-- Start --

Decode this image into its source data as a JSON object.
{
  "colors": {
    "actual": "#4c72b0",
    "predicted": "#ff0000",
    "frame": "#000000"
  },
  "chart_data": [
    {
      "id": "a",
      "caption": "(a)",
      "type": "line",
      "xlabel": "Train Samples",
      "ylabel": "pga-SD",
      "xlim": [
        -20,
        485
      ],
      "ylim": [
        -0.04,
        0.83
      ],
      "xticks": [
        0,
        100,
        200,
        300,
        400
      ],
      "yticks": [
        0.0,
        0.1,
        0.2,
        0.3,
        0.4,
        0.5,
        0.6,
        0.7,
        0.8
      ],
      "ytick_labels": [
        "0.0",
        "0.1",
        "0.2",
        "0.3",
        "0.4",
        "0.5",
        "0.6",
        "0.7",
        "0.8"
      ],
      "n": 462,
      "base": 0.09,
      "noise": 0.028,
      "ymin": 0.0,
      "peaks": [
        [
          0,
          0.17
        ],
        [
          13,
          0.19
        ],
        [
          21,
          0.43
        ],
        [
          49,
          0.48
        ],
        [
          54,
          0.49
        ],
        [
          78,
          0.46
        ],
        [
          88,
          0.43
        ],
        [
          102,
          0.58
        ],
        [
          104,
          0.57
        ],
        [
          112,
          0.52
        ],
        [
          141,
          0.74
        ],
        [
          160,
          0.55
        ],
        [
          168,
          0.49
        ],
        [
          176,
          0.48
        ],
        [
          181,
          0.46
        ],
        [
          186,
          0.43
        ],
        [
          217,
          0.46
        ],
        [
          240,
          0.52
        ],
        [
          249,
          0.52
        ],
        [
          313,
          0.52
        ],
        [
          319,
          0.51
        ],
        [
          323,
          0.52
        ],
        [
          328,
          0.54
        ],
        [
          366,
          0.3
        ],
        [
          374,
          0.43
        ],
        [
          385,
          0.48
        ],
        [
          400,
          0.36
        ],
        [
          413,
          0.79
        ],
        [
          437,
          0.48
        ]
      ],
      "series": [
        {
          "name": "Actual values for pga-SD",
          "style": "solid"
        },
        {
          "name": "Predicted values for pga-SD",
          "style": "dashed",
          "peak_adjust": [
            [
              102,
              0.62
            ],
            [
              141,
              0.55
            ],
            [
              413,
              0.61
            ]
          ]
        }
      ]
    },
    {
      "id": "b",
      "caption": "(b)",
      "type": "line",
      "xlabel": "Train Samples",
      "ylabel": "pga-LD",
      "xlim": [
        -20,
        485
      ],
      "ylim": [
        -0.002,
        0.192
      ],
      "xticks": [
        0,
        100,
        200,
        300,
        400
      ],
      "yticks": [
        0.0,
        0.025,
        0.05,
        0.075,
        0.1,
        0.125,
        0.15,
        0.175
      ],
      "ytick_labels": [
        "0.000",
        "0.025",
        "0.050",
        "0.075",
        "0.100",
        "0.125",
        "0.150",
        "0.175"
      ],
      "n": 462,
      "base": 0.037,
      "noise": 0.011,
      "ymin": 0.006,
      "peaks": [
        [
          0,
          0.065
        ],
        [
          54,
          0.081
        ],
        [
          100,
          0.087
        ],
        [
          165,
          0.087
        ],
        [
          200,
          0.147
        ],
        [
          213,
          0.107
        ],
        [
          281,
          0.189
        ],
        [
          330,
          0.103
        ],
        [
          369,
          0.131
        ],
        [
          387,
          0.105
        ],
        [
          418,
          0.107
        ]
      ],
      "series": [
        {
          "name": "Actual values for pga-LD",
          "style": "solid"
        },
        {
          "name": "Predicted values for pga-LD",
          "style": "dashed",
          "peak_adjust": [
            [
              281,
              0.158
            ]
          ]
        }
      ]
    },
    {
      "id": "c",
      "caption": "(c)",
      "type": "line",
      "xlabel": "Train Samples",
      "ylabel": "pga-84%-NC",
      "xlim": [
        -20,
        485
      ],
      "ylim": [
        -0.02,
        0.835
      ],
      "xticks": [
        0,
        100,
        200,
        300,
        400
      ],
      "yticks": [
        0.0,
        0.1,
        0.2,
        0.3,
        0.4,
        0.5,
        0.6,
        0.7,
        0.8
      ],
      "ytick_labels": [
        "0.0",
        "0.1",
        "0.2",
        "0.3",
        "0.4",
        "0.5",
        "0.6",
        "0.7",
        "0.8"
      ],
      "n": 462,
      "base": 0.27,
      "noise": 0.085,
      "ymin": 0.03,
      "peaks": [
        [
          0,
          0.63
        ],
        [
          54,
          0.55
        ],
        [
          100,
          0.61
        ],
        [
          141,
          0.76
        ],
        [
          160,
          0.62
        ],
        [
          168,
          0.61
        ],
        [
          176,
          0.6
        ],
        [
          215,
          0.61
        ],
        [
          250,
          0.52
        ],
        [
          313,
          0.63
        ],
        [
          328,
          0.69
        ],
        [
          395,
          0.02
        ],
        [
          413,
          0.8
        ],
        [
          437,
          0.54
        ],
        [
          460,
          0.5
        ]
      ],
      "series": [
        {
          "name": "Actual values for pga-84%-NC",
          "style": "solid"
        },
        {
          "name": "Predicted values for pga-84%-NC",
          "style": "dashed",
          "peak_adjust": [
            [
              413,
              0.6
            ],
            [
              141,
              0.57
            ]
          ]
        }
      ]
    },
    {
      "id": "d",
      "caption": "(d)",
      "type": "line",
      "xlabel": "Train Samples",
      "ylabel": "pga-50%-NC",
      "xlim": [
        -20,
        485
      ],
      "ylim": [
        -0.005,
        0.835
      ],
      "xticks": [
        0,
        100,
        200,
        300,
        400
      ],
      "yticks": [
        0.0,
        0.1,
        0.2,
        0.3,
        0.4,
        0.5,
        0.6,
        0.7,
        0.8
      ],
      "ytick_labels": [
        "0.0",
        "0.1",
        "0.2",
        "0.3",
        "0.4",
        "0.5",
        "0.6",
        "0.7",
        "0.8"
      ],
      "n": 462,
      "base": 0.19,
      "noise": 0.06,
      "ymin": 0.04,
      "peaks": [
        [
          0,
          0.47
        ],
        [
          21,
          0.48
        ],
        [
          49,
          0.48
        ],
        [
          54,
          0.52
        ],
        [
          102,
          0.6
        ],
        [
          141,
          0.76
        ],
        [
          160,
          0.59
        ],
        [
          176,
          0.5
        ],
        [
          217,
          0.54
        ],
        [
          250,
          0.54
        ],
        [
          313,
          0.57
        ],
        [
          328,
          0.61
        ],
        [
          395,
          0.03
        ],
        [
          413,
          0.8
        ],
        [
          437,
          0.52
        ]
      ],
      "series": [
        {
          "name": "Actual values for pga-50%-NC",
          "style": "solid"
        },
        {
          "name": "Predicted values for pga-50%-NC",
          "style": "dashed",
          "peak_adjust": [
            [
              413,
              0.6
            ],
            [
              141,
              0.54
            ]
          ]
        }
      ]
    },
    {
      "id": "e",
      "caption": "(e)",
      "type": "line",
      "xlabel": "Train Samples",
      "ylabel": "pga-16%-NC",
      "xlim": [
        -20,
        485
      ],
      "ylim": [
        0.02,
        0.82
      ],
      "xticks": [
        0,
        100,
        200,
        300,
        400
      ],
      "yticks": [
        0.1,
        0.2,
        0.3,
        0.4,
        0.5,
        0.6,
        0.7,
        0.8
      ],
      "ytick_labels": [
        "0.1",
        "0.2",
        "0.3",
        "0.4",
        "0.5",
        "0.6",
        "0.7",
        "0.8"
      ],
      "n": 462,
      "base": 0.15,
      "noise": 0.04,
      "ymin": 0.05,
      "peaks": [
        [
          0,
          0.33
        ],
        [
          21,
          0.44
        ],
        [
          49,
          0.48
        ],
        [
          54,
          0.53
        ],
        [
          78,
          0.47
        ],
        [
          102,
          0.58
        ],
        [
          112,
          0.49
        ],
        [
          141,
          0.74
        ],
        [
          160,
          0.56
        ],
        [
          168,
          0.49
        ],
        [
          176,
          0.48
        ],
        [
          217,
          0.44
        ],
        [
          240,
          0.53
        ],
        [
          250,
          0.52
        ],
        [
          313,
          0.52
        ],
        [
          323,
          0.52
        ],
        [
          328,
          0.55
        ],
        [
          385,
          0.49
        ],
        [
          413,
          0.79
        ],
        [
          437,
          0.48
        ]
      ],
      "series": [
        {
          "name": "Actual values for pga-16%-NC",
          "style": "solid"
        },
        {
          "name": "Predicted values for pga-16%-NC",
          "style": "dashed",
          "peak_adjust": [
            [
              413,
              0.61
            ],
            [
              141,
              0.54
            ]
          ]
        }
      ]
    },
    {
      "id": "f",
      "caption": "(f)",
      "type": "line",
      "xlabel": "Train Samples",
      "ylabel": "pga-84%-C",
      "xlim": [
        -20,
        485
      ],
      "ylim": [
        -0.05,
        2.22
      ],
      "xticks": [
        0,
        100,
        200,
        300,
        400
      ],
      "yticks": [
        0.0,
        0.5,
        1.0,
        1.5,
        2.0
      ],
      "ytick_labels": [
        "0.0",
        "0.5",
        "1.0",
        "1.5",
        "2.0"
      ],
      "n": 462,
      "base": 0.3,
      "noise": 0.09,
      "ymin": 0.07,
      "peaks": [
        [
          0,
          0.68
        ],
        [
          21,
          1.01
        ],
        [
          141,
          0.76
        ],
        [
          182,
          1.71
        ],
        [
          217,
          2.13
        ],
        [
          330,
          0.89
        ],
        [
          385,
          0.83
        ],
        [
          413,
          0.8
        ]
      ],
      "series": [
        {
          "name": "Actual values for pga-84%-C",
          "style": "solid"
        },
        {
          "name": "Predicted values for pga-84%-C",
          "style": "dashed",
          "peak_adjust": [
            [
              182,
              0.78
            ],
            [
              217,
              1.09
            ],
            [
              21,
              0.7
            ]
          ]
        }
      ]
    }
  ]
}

-- End --

# Task goal:
Extract all lines from the data in which "noise" is found.

# Solution to the problem:
      "noise": 0.028,
      "noise": 0.011,
      "noise": 0.085,
      "noise": 0.06,
      "noise": 0.04,
      "noise": 0.09,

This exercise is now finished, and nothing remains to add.